Görevler ve alıştırmalar —
• A. Seçilmiş metinde “3 Mayıs’tan bu yana tutuklu olan” diye başlayan paragrafı, ana bilgilerini koruyarak madde madde kısalt.
• B. Seçilmiş metni, son cümlesinin ardından gelecek biçimde sürdür.
─── Seçilmiş metin ───
Faruk Bildirici: Tutuklu Kürt gazetecilere çifte standart

Faruk Bildirici: Tutuklu Kürt gazetecilere çifte standart
Medya ombudsmanı Faruk Bildirici, tutuklu gazeteciler Sedat Yılmaz ve Dicle Müftüoğlu’ndan aldığı mektubu yazdı. Bildirici gazetecinin medyanın ve meslektaşlarının kendilerine karşı ilgisizliğinden yakındıklarını belirtti.

Artı Gerçek - Medya ombudsmanı Faruk Bildirici, bu hafta tutuklu Kürt gazetecileri yazdı.

3 Mayıs’tan bu yana tutuklu olan Mezopotamya Ajansı editörü Sedat Yılmaz ile Dicle Fırat Gazeteciler Derneği (DFG) Eşbaşkanı Dicle Müftüoğlu’ndan aldığı mektubu gündeme getiren Bildirici, "Uluslararası gazetecilik örgütleri ilgiyle izlese de ulusal ve yerel meslek örgütlerimiz, gözaltına alınan ve tutuklanan Kürt gazetecilere çifte standart içinde. Bırakın tepkiyi, yaygın medyada haberleri bile yayımlanmıyor" dedi.
─── Listelenen girdiler ───
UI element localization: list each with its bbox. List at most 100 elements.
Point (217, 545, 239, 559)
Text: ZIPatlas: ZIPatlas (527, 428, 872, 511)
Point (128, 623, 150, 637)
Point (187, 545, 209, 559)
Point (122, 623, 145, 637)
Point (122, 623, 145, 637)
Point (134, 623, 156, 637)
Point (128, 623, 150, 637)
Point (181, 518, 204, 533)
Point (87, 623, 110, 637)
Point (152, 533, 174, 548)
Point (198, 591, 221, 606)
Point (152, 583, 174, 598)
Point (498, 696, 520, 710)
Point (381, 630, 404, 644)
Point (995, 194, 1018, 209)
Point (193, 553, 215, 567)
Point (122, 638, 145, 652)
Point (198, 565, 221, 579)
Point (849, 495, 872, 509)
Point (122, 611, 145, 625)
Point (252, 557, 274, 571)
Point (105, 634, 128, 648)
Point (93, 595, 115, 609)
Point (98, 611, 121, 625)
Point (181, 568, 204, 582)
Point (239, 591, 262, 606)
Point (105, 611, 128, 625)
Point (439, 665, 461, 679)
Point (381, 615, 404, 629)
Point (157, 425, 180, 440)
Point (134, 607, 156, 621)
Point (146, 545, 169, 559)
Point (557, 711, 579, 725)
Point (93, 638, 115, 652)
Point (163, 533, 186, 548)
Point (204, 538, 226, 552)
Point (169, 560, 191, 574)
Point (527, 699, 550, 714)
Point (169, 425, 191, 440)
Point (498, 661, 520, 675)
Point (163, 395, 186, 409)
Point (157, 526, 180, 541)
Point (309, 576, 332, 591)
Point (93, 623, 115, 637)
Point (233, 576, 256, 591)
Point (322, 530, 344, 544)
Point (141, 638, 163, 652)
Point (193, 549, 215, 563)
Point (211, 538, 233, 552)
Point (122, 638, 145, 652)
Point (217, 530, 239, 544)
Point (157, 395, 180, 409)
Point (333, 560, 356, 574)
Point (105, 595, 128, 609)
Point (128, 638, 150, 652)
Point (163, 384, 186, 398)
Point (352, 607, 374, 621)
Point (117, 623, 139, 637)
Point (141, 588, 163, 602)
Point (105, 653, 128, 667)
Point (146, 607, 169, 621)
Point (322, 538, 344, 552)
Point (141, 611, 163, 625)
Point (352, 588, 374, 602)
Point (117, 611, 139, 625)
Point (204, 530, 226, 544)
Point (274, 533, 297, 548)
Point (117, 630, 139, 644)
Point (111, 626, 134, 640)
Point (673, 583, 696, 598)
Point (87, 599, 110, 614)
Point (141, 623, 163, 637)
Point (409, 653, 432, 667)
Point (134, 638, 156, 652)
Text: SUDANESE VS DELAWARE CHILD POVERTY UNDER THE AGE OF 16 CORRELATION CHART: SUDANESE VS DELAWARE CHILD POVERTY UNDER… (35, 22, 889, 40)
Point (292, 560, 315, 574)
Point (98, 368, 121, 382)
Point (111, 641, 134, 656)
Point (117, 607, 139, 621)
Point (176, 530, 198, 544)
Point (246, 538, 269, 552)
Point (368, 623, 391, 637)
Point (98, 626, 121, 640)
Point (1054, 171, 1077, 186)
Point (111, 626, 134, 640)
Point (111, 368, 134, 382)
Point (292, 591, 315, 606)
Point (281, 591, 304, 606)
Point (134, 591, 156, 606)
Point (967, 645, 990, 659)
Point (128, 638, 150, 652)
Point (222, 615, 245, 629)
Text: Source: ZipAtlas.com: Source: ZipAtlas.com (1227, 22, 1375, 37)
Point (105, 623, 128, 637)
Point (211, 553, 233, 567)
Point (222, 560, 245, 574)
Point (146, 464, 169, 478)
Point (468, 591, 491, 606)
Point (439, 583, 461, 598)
───
Sonuçlar —
• A.
- Mezopotamya Ajansı editörü Sedat Yılmaz ile Dicle Fırat Gazeteciler Derneği (DFG) Eşbaşkanı Dicle Müftüoğlu 3 Mayıs’tan bu yana tutuklu.
- Bildirici, bu iki gazeteciden aldığı mektubu gündeme getirdi.
- Bildirici'ye göre uluslararası gazetecilik örgütleri konuyu ilgiyle izliyor. Ulusal ve yerel meslek örgütleri ise gözaltına alınan ve tutuklanan Kürt gazetecilere çifte standart uyguluyor.
- Yaygın medyada tepki bir yana, bu gazetecilerle ilgili haberler bile yayımlanmıyor.

• B.
"Mesleki faaliyetleri nedeniyle yargılanan hiçbir gazeteciyi yalnız bırakmamalıyız" diyen Bildirici'nin ANKA'da yayımlanan yazısındaki ilgili bölüm şöyle:

'MEDYANIN VE MESLEKTAŞLARININ KENDİLERİNE KARŞI İLGİSİZLİĞİNDEN YAKINIYORLAR'

"Sincan Cezaevi’nden iki mektup aldım. Yedi aydır tutuklu olan gazeteciler Dicle Müftüoğlu ve Sedat Yılmaz, medyanın ve meslektaşlarının kendilerine karşı ilgisizliğinden yakınıyorlar.

Dicle Müftüoğlu, Dicle Fırat Gazeteciler Derneği Eşbaşkanı. 3 Mayıs’tan bu yana tutuklu ve ilk duruşması 7 Aralık’ta. “Tüm meslektaşlarımızın bizim kimliğimize bakmadan bu mesleği savunmasını bekliyoruz” diyerek noktaladığı mektubundan kısa bir bölüm:

'2016 yılında Şırnak’ta sokağa çıkma yasağı devam ederken çadırlarda kalan insanların haberlerini yaparken gözaltına alınmıştım. Beni gözaltına alan polis, ‘Siz burada devleti kötüleyen insanlarla görüşüyorsunuz. Size haber yaptırmayacağım’ demişti. Aslında hakkımda hazırlanan iddianame de o gün polis amirinin söylediklerinin kağıda dökülmesidir.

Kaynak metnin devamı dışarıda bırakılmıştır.